> _RECORDS TO PROCESS_
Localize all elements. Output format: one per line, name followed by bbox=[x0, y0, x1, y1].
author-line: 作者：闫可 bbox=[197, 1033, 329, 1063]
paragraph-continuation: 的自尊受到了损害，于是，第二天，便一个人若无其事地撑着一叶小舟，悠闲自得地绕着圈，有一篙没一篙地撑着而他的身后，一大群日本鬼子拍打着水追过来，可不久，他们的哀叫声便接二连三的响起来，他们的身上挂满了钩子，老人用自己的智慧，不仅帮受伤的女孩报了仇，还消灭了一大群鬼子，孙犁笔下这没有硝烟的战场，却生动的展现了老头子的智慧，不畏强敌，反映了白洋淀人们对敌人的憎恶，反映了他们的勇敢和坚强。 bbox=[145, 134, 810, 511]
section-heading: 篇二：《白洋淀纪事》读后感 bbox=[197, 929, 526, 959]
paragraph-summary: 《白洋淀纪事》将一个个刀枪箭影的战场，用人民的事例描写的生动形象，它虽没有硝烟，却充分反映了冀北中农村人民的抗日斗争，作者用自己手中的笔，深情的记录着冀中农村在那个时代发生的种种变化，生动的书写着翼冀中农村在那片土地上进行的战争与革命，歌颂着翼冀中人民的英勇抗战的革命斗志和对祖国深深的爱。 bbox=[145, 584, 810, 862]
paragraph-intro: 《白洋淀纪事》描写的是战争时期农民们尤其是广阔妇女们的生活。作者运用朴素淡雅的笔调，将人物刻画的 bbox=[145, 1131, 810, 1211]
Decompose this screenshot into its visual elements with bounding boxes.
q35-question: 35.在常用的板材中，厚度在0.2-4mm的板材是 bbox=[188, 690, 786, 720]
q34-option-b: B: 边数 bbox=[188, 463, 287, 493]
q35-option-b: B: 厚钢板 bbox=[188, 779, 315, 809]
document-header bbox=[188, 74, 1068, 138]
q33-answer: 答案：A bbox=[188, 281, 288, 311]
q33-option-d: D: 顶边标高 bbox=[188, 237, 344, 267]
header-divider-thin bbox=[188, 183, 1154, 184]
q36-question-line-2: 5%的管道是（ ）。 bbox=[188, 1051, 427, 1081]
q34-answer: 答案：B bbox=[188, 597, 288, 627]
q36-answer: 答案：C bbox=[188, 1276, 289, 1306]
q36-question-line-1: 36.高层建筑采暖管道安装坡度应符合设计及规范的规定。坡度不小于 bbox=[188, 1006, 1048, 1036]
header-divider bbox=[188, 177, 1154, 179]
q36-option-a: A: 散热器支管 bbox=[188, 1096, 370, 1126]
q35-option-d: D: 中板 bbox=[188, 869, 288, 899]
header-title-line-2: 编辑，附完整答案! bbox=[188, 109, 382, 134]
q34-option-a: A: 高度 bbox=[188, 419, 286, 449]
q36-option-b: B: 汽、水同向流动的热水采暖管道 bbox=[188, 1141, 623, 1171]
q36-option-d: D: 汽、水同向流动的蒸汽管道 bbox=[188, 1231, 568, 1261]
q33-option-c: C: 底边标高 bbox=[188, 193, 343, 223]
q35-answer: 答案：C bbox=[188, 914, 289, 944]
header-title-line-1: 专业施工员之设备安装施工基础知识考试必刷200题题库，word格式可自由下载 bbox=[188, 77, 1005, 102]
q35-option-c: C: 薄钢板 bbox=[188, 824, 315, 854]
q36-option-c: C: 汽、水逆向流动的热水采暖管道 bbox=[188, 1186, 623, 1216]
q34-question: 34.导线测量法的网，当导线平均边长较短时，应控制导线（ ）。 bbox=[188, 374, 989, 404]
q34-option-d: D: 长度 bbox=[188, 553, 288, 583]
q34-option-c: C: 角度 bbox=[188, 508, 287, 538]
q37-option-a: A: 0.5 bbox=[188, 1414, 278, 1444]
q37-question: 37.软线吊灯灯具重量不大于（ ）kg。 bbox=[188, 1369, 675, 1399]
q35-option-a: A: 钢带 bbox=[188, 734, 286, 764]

> _PROBLEM DESCRIPTION_
Please rewrite all the items above, replacing "author-line" with "byline" and leaving everything else unchanged.

> _EXERCISE SOLUTION_
Localize all elements. Output format: one per line, name followed by bbox=[x0, y0, x1, y1].
byline: 作者：闫可 bbox=[197, 1033, 329, 1063]
paragraph-continuation: 的自尊受到了损害，于是，第二天，便一个人若无其事地撑着一叶小舟，悠闲自得地绕着圈，有一篙没一篙地撑着而他的身后，一大群日本鬼子拍打着水追过来，可不久，他们的哀叫声便接二连三的响起来，他们的身上挂满了钩子，老人用自己的智慧，不仅帮受伤的女孩报了仇，还消灭了一大群鬼子，孙犁笔下这没有硝烟的战场，却生动的展现了老头子的智慧，不畏强敌，反映了白洋淀人们对敌人的憎恶，反映了他们的勇敢和坚强。 bbox=[145, 134, 810, 511]
section-heading: 篇二：《白洋淀纪事》读后感 bbox=[197, 929, 526, 959]
paragraph-summary: 《白洋淀纪事》将一个个刀枪箭影的战场，用人民的事例描写的生动形象，它虽没有硝烟，却充分反映了冀北中农村人民的抗日斗争，作者用自己手中的笔，深情的记录着冀中农村在那个时代发生的种种变化，生动的书写着翼冀中农村在那片土地上进行的战争与革命，歌颂着翼冀中人民的英勇抗战的革命斗志和对祖国深深的爱。 bbox=[145, 584, 810, 862]
paragraph-intro: 《白洋淀纪事》描写的是战争时期农民们尤其是广阔妇女们的生活。作者运用朴素淡雅的笔调，将人物刻画的 bbox=[145, 1131, 810, 1211]
Decompose this screenshot into its visual elements with bounding boxes.
q35-question: 35.在常用的板材中，厚度在0.2-4mm的板材是 bbox=[188, 690, 786, 720]
q34-option-b: B: 边数 bbox=[188, 463, 287, 493]
q35-option-b: B: 厚钢板 bbox=[188, 779, 315, 809]
document-header bbox=[188, 74, 1068, 138]
q33-answer: 答案：A bbox=[188, 281, 288, 311]
q33-option-d: D: 顶边标高 bbox=[188, 237, 344, 267]
header-divider-thin bbox=[188, 183, 1154, 184]
q36-question-line-2: 5%的管道是（ ）。 bbox=[188, 1051, 427, 1081]
q34-answer: 答案：B bbox=[188, 597, 288, 627]
q36-answer: 答案：C bbox=[188, 1276, 289, 1306]
q36-question-line-1: 36.高层建筑采暖管道安装坡度应符合设计及规范的规定。坡度不小于 bbox=[188, 1006, 1048, 1036]
header-divider bbox=[188, 177, 1154, 179]
q36-option-a: A: 散热器支管 bbox=[188, 1096, 370, 1126]
q35-option-d: D: 中板 bbox=[188, 869, 288, 899]
header-title-line-2: 编辑，附完整答案! bbox=[188, 109, 382, 134]
q34-option-a: A: 高度 bbox=[188, 419, 286, 449]
q36-option-b: B: 汽、水同向流动的热水采暖管道 bbox=[188, 1141, 623, 1171]
q36-option-d: D: 汽、水同向流动的蒸汽管道 bbox=[188, 1231, 568, 1261]
q33-option-c: C: 底边标高 bbox=[188, 193, 343, 223]
q35-answer: 答案：C bbox=[188, 914, 289, 944]
header-title-line-1: 专业施工员之设备安装施工基础知识考试必刷200题题库，word格式可自由下载 bbox=[188, 77, 1005, 102]
q35-option-c: C: 薄钢板 bbox=[188, 824, 315, 854]
q36-option-c: C: 汽、水逆向流动的热水采暖管道 bbox=[188, 1186, 623, 1216]
q34-question: 34.导线测量法的网，当导线平均边长较短时，应控制导线（ ）。 bbox=[188, 374, 989, 404]
q34-option-d: D: 长度 bbox=[188, 553, 288, 583]
q34-option-c: C: 角度 bbox=[188, 508, 287, 538]
q37-option-a: A: 0.5 bbox=[188, 1414, 278, 1444]
q37-question: 37.软线吊灯灯具重量不大于（ ）kg。 bbox=[188, 1369, 675, 1399]
q35-option-a: A: 钢带 bbox=[188, 734, 286, 764]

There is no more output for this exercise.